EXERCISE GOAL: From the listing, collect all lines containing the word "verb".

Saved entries
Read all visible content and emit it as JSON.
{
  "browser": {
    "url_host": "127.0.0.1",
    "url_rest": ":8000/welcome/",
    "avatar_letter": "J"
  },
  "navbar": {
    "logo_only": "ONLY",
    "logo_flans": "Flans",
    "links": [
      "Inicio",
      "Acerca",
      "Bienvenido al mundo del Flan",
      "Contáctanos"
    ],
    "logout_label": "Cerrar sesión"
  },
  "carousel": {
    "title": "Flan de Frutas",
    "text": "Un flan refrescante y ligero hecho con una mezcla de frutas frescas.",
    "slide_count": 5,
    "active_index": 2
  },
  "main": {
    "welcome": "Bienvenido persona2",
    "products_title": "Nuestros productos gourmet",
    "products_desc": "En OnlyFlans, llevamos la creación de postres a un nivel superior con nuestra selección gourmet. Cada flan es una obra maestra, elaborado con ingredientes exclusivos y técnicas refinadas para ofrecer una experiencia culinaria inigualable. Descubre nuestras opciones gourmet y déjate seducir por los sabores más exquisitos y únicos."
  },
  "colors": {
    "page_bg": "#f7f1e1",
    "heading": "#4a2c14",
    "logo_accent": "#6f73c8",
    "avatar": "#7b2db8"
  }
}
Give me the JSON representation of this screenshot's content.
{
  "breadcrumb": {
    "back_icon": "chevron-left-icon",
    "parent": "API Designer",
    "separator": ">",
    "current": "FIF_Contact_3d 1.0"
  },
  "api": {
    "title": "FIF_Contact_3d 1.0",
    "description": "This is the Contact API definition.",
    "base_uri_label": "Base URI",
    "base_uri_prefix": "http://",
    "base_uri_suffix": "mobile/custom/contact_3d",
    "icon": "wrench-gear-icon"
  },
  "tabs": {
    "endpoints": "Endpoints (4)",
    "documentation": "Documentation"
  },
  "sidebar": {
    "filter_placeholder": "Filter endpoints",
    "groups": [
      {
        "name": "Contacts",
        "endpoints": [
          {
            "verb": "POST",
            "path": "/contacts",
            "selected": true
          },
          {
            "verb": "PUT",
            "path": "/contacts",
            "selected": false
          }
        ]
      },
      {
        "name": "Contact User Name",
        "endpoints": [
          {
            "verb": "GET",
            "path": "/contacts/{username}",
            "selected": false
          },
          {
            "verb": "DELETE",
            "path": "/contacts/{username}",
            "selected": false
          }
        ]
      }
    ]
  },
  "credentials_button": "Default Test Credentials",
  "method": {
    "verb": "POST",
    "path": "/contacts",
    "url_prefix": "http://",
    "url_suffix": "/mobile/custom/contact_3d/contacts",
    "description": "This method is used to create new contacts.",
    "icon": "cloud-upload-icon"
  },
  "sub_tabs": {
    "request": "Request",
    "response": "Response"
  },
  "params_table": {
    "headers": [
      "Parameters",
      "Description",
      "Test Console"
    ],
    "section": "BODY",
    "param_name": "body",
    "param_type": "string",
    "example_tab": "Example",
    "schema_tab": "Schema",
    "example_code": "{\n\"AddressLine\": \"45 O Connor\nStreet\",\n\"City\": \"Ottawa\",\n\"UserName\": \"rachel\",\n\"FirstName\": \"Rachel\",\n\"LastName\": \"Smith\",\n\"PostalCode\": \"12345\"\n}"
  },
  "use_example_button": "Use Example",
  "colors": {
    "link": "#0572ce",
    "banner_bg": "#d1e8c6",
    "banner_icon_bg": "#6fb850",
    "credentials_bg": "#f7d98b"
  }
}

SOLUTION:
            "verb": "POST",
            "verb": "PUT",
            "verb": "GET",
            "verb": "DELETE",
    "verb": "POST",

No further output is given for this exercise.